## Objective
Look through the data for the string "JSON". Copy every line where it is found.

## Data extract
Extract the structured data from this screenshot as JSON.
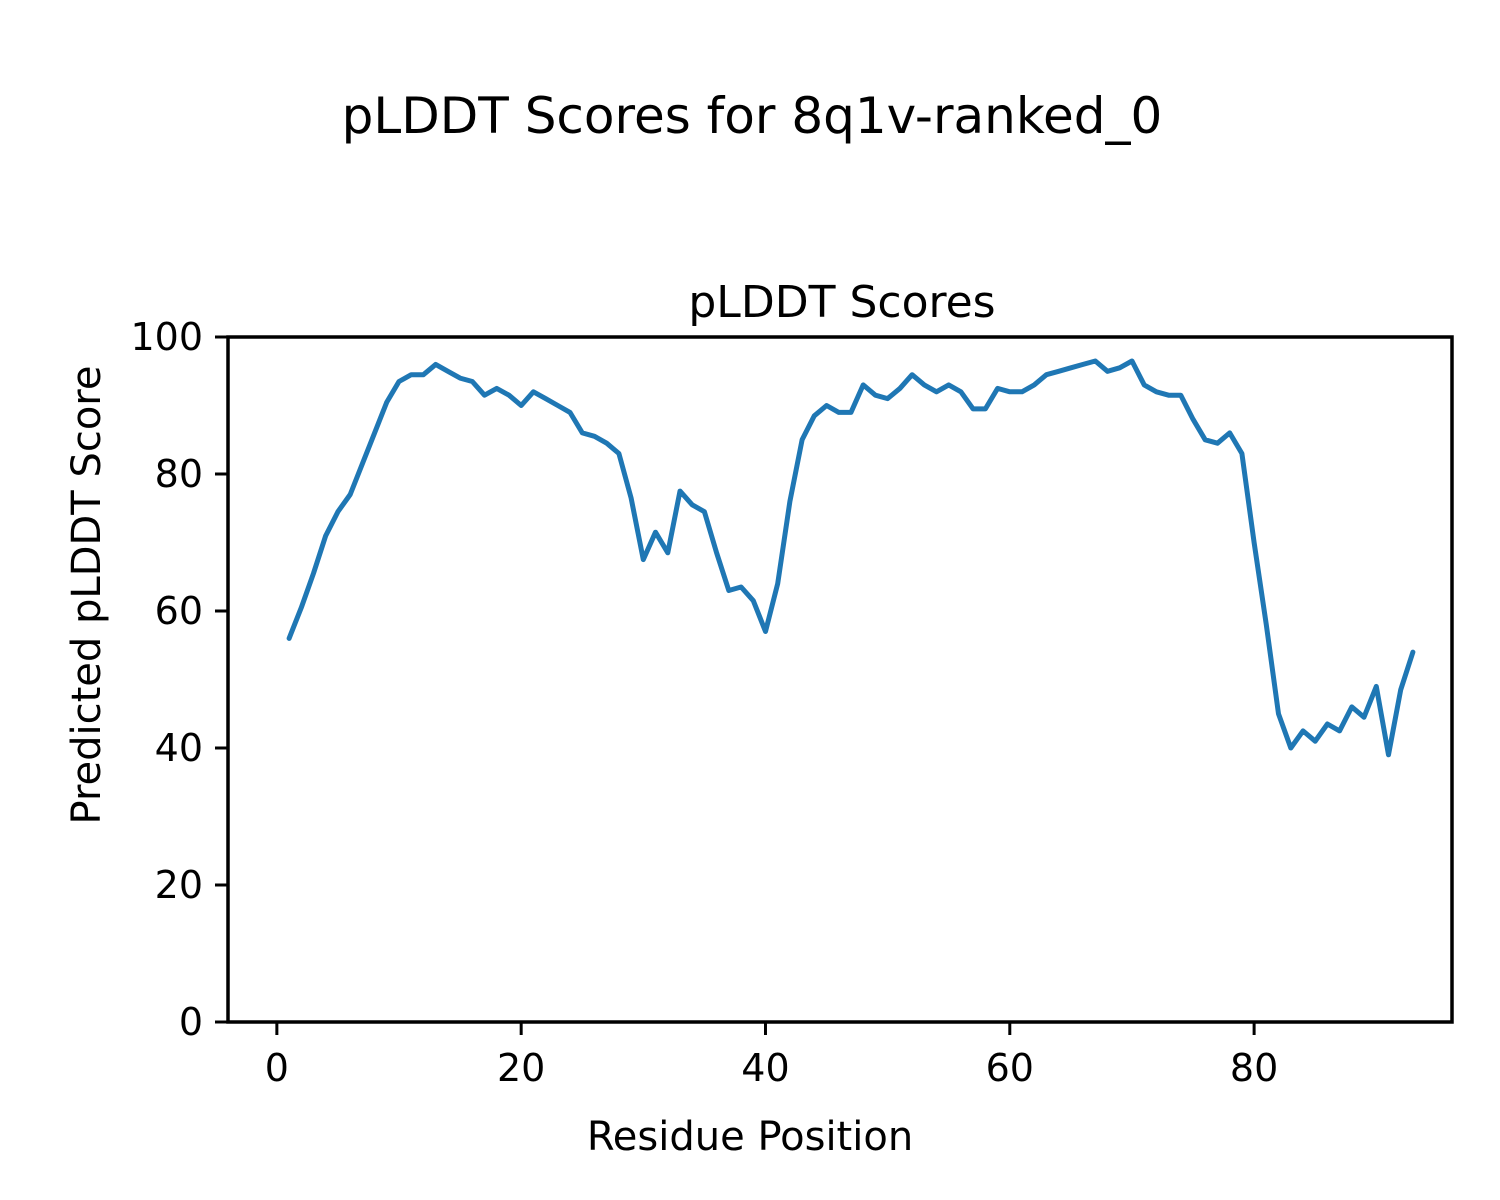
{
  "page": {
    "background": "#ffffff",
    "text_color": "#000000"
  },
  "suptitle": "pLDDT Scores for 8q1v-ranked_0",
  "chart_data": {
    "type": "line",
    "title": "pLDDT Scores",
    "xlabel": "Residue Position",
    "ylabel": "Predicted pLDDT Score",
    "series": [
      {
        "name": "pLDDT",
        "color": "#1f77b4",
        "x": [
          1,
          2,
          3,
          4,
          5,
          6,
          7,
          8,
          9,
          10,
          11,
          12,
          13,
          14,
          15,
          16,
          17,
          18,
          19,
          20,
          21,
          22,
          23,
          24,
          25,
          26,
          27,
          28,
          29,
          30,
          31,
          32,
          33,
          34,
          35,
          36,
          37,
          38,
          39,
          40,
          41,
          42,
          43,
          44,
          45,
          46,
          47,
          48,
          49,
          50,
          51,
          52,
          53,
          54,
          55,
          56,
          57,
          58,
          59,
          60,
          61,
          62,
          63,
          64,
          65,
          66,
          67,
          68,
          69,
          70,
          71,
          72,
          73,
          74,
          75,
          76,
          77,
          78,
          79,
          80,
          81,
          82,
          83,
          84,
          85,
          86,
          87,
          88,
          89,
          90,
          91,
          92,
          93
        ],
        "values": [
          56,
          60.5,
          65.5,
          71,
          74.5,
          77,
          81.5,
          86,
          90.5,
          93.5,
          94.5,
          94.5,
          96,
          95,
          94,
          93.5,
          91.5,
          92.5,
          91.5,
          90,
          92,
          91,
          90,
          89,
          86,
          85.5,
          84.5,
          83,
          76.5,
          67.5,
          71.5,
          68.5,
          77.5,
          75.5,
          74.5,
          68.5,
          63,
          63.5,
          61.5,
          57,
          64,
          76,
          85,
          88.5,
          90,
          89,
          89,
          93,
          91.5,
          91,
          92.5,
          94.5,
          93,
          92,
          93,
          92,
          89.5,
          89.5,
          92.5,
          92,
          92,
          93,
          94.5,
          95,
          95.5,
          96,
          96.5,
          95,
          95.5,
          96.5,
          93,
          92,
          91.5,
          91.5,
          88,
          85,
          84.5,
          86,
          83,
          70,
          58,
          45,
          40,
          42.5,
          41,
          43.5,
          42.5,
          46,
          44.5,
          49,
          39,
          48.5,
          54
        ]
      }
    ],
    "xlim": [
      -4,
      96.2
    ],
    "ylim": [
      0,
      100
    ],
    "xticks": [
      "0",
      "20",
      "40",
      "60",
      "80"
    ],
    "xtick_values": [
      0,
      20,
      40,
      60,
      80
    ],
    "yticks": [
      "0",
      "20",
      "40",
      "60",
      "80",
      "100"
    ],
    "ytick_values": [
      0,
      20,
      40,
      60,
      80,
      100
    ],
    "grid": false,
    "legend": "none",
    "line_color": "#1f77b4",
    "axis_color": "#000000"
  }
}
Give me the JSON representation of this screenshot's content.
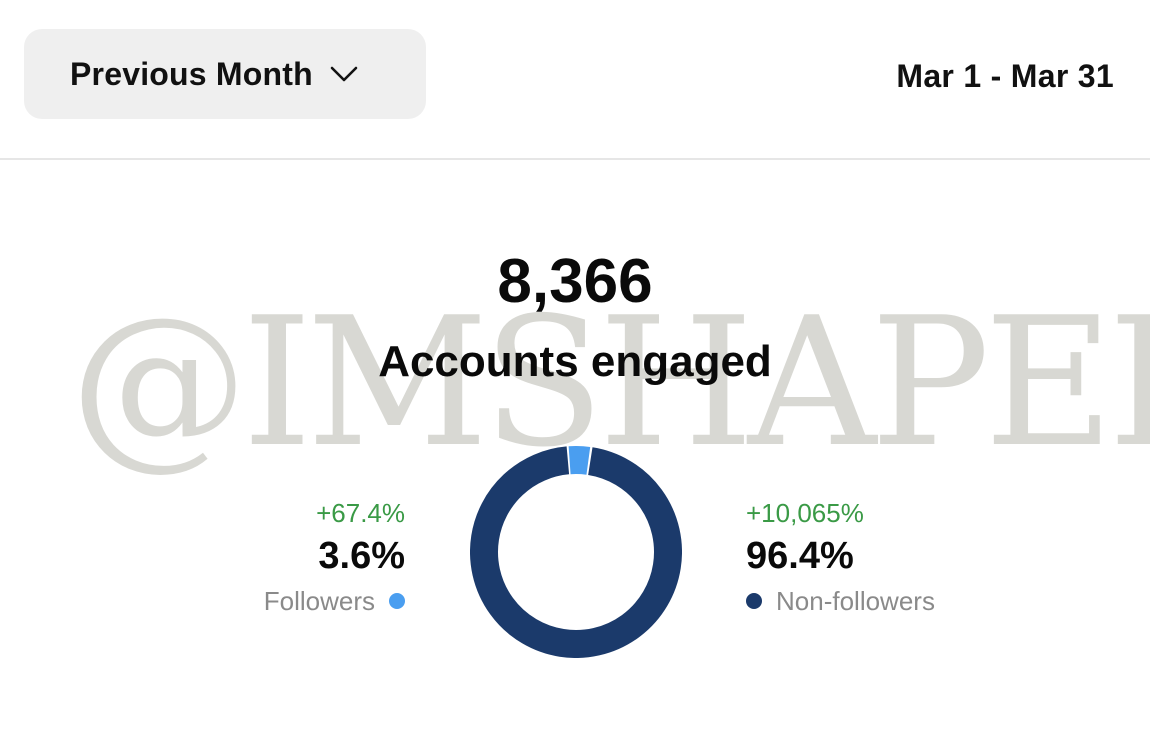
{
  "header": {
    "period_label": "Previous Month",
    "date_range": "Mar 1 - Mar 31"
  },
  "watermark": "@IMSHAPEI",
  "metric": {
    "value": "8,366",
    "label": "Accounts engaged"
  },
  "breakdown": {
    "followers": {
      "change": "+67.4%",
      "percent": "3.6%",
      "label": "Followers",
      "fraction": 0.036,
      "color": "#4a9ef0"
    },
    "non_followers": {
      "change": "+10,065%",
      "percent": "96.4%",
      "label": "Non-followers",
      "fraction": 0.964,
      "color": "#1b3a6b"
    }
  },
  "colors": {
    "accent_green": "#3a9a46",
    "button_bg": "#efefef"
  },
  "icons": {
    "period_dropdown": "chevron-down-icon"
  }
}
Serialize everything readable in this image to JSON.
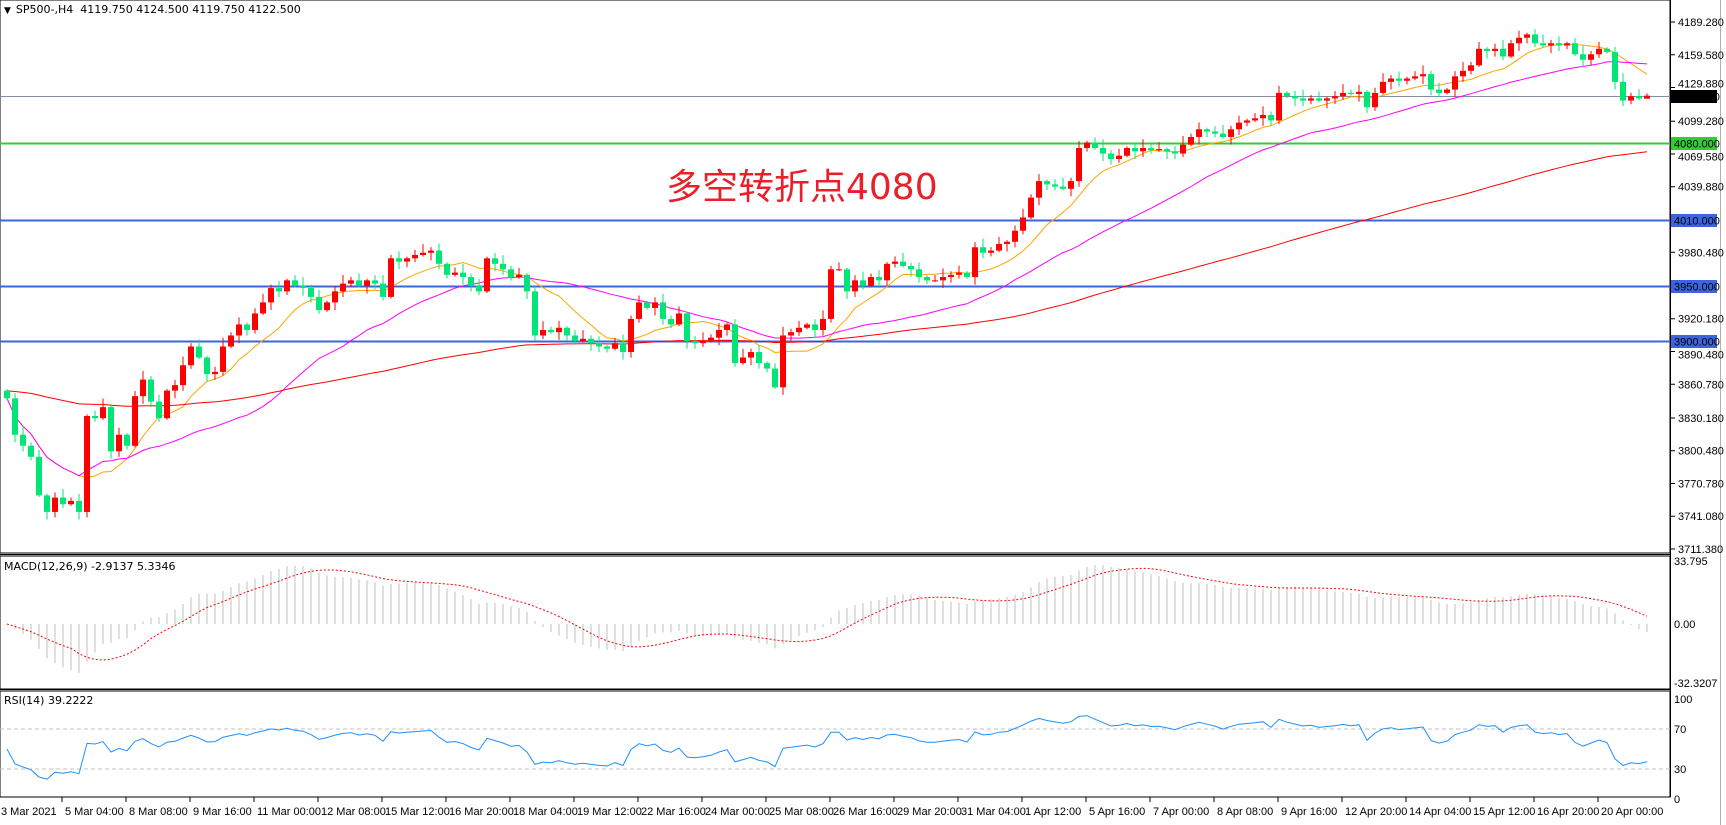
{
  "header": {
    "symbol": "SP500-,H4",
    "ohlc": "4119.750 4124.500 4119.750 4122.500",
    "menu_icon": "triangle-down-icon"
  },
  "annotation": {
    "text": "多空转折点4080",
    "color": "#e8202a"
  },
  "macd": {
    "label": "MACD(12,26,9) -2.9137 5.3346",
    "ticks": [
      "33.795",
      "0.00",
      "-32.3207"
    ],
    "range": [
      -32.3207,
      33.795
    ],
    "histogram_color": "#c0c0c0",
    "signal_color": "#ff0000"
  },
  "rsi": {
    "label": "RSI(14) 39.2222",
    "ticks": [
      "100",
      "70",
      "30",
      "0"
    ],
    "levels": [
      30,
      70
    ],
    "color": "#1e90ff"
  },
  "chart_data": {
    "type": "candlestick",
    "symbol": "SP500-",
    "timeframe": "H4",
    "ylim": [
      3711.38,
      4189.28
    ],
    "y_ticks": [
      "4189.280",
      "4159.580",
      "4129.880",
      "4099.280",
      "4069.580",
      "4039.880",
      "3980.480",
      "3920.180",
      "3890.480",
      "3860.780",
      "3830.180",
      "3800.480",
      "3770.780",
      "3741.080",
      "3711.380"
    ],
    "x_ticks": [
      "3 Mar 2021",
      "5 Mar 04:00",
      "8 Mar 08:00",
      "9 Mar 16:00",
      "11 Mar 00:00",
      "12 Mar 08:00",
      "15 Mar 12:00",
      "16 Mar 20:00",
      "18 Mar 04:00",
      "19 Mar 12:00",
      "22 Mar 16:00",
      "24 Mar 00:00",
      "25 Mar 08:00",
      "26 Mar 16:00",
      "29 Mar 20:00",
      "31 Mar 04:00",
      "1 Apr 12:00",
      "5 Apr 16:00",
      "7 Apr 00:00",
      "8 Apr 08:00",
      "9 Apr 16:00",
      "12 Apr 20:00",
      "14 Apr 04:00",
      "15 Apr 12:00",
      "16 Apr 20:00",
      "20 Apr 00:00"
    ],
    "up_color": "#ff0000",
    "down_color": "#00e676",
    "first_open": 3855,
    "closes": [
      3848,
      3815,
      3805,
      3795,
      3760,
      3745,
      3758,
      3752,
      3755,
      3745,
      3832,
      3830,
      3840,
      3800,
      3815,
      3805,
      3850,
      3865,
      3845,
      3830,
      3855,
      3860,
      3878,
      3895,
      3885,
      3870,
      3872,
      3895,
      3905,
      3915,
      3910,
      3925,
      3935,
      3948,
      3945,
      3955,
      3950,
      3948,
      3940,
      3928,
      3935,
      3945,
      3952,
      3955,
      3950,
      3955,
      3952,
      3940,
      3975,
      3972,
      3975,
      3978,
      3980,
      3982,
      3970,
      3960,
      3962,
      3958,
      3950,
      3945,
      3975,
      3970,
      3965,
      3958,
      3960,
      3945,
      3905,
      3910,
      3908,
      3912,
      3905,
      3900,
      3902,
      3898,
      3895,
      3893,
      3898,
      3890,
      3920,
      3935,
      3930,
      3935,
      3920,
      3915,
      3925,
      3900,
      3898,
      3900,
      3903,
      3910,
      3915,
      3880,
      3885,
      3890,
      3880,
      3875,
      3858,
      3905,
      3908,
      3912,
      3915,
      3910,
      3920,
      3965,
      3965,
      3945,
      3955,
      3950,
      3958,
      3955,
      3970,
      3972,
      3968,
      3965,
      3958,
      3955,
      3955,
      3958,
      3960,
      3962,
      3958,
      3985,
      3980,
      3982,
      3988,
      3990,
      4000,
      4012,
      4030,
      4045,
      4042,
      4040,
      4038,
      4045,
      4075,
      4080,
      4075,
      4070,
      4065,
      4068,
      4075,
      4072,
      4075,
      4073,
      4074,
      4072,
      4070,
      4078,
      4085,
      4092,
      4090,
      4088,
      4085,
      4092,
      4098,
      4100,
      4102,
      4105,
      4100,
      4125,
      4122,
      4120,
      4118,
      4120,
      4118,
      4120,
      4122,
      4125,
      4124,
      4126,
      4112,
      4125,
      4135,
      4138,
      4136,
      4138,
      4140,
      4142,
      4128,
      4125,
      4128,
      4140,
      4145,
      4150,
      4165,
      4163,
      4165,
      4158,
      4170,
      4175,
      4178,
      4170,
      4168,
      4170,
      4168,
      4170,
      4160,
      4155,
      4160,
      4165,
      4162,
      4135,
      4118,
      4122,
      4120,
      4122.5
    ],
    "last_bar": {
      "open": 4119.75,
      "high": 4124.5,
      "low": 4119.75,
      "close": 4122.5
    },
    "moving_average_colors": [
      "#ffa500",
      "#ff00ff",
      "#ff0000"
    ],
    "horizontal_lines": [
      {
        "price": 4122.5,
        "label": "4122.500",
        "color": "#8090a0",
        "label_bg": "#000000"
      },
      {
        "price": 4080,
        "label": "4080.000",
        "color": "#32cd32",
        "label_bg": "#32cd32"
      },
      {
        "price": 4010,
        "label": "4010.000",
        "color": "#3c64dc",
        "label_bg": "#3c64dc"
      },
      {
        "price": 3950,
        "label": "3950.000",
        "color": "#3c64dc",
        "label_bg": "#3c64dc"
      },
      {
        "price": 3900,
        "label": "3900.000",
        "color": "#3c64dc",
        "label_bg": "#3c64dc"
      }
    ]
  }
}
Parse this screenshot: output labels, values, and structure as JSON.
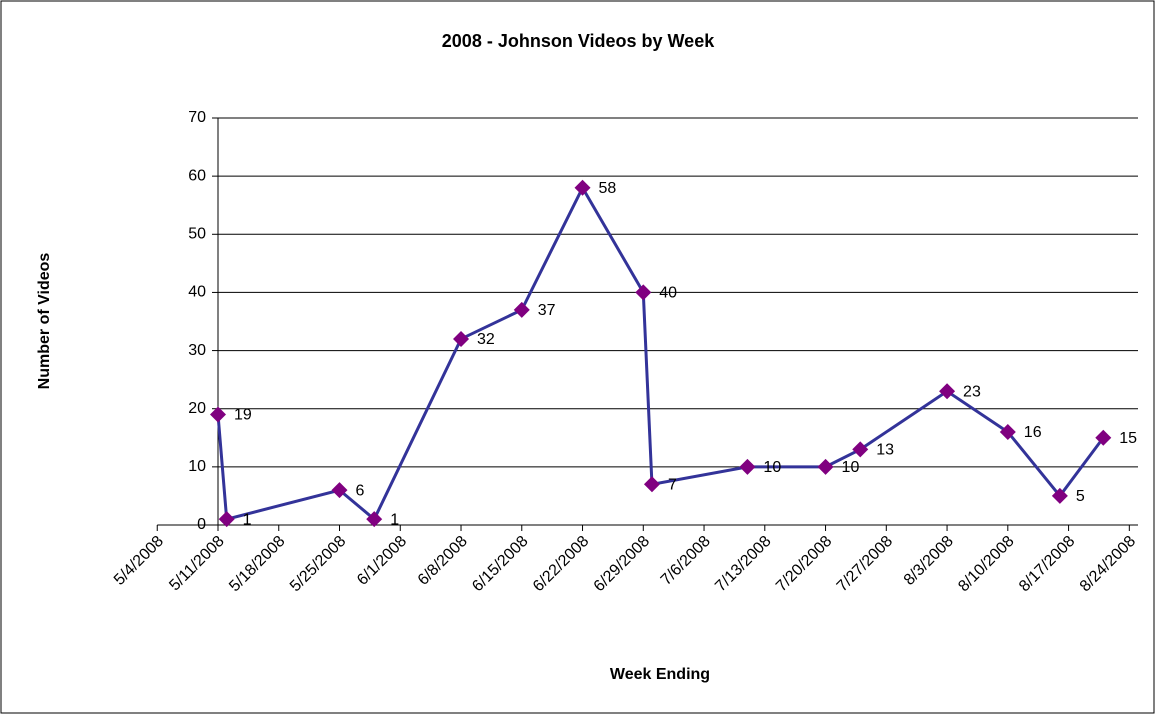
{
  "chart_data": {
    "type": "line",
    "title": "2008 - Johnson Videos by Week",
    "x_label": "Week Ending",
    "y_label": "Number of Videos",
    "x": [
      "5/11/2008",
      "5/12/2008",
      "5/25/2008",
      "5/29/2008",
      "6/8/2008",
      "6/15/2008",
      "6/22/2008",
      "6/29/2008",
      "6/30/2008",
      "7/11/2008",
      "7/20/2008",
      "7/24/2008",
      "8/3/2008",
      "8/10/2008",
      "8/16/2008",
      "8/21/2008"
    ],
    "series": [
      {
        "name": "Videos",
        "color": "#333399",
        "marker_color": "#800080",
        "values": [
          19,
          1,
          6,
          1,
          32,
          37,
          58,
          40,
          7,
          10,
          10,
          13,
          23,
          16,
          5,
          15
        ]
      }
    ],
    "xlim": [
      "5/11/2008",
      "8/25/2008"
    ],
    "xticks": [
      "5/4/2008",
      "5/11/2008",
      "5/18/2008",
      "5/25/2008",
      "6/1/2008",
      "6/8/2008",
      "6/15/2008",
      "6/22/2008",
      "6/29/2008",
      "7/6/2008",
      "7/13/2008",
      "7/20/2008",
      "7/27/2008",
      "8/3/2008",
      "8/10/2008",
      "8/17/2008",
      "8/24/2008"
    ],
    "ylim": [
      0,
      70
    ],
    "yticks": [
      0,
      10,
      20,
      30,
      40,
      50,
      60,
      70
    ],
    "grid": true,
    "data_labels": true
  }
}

## Answer to this exercise
Extract the structured data from this screenshot as JSON.
Give me the JSON representation of this screenshot's content.
Serialize everything readable in this image to JSON.
Parse this screenshot: output labels, values, and structure as JSON.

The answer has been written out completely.